Stored entries:
-- Opening Marker --
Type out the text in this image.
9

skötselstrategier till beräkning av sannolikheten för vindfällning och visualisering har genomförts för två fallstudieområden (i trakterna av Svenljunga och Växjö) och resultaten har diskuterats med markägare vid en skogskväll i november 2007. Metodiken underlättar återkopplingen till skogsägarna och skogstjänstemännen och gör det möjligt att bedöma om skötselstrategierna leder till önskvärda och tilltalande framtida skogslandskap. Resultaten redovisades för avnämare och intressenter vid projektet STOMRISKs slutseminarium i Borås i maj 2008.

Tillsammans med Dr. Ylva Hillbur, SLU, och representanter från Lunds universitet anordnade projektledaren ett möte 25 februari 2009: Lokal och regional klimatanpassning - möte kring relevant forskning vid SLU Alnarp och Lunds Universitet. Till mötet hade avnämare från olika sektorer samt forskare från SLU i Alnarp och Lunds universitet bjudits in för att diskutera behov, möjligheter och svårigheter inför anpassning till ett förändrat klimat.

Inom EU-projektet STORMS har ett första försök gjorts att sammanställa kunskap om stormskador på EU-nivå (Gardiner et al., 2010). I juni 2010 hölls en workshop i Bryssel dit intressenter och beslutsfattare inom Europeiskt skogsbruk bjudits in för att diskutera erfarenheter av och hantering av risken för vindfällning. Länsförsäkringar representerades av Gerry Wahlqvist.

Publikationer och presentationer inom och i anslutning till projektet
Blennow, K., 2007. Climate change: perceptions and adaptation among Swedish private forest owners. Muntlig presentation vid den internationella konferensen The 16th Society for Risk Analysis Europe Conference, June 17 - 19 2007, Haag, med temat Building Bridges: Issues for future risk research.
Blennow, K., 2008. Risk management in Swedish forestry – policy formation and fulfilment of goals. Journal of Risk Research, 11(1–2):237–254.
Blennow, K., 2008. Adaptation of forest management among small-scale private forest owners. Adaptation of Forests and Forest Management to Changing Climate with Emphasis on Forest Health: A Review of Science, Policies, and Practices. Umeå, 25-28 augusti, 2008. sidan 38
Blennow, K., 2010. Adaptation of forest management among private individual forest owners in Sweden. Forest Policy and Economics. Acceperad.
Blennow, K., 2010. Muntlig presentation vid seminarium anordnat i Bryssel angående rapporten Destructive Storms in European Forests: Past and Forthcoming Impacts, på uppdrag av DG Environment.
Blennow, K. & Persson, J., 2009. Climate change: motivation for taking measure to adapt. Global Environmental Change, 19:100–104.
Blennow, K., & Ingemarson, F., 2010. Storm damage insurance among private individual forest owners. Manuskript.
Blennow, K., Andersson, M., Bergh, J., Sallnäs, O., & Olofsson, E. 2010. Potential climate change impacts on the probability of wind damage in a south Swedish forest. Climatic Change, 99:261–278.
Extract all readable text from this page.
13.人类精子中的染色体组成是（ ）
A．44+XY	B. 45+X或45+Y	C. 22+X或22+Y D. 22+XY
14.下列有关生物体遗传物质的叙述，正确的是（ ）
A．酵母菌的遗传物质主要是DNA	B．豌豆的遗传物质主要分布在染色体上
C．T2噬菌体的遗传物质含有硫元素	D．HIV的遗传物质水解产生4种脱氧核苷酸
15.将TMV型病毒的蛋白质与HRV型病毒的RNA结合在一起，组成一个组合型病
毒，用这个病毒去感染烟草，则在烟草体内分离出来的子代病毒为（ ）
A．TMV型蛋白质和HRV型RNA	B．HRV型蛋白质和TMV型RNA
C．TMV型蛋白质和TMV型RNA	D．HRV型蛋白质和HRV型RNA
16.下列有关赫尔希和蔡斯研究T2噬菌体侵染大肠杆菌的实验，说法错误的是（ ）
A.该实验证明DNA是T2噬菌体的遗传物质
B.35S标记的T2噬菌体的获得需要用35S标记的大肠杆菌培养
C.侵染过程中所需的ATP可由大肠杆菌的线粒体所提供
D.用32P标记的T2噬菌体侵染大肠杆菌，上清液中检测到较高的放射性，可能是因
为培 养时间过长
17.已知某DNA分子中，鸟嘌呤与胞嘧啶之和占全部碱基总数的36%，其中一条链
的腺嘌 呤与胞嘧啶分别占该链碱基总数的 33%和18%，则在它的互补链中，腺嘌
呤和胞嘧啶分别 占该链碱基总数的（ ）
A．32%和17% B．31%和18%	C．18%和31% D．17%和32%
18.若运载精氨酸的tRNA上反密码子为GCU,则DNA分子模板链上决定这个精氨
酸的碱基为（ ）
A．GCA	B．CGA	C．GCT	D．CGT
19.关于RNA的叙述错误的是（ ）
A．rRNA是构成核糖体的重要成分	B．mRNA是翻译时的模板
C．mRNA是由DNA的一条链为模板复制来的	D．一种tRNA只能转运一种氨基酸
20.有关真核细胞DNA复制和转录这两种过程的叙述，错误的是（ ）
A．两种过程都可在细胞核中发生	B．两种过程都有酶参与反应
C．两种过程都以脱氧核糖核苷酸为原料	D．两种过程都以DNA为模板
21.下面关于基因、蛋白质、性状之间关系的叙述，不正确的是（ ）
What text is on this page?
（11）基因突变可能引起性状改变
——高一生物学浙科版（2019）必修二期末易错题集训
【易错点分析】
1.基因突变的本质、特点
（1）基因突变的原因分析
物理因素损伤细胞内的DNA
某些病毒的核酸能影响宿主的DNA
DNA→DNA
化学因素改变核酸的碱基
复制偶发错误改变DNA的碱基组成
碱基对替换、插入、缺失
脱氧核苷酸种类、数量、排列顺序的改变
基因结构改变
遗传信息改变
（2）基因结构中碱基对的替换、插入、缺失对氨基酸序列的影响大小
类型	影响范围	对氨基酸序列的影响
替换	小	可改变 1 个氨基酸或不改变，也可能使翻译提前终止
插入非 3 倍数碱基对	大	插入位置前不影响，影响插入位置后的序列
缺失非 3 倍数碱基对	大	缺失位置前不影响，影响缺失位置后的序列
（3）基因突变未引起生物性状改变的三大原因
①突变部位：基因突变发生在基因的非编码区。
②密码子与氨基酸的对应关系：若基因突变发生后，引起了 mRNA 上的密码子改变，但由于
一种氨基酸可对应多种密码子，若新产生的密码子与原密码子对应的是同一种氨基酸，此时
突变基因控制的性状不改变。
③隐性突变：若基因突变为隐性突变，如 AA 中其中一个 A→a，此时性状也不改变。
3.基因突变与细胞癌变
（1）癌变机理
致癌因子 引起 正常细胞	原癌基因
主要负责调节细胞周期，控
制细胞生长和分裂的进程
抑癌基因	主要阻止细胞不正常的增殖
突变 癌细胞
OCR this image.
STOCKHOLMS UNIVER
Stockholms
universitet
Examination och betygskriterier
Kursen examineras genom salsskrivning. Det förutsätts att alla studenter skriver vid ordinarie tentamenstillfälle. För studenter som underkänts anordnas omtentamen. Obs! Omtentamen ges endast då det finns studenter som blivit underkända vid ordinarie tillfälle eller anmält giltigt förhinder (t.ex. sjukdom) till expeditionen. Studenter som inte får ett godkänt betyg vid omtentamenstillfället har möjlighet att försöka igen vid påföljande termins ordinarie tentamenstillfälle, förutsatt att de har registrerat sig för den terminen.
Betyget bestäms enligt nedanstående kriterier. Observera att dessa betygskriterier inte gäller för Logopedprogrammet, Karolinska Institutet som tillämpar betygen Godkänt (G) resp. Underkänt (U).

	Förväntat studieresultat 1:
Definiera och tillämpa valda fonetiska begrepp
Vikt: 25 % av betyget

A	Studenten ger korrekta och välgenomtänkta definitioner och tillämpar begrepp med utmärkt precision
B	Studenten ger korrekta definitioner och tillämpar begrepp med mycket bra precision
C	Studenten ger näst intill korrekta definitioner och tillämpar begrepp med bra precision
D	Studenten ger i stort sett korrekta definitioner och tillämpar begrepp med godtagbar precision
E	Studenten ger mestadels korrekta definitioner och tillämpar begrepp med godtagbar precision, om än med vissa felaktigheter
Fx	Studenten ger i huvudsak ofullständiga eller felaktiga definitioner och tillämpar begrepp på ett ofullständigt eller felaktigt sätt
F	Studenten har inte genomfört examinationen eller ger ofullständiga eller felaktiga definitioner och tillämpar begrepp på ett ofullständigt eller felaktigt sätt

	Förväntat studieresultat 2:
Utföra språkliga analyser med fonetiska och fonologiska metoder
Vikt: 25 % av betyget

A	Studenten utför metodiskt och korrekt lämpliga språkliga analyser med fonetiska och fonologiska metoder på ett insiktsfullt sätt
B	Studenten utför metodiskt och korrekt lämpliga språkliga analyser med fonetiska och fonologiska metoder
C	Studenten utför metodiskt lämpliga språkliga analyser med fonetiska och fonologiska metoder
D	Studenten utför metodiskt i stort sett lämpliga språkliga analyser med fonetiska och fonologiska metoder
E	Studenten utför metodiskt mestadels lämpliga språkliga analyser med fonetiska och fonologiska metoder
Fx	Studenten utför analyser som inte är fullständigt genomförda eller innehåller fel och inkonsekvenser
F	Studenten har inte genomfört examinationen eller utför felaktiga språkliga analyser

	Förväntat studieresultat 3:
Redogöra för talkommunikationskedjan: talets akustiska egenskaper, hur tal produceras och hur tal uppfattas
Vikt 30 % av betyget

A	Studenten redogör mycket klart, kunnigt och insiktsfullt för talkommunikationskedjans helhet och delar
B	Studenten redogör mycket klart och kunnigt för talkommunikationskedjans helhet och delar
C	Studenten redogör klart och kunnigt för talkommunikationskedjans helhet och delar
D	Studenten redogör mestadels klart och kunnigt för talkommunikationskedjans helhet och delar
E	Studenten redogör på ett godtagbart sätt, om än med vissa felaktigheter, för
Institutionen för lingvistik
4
-- Closing Marker --
Exercise instructions
Report the number of lines above containing the string "ofullständiga" as your sole answer.

Solution to the problem
2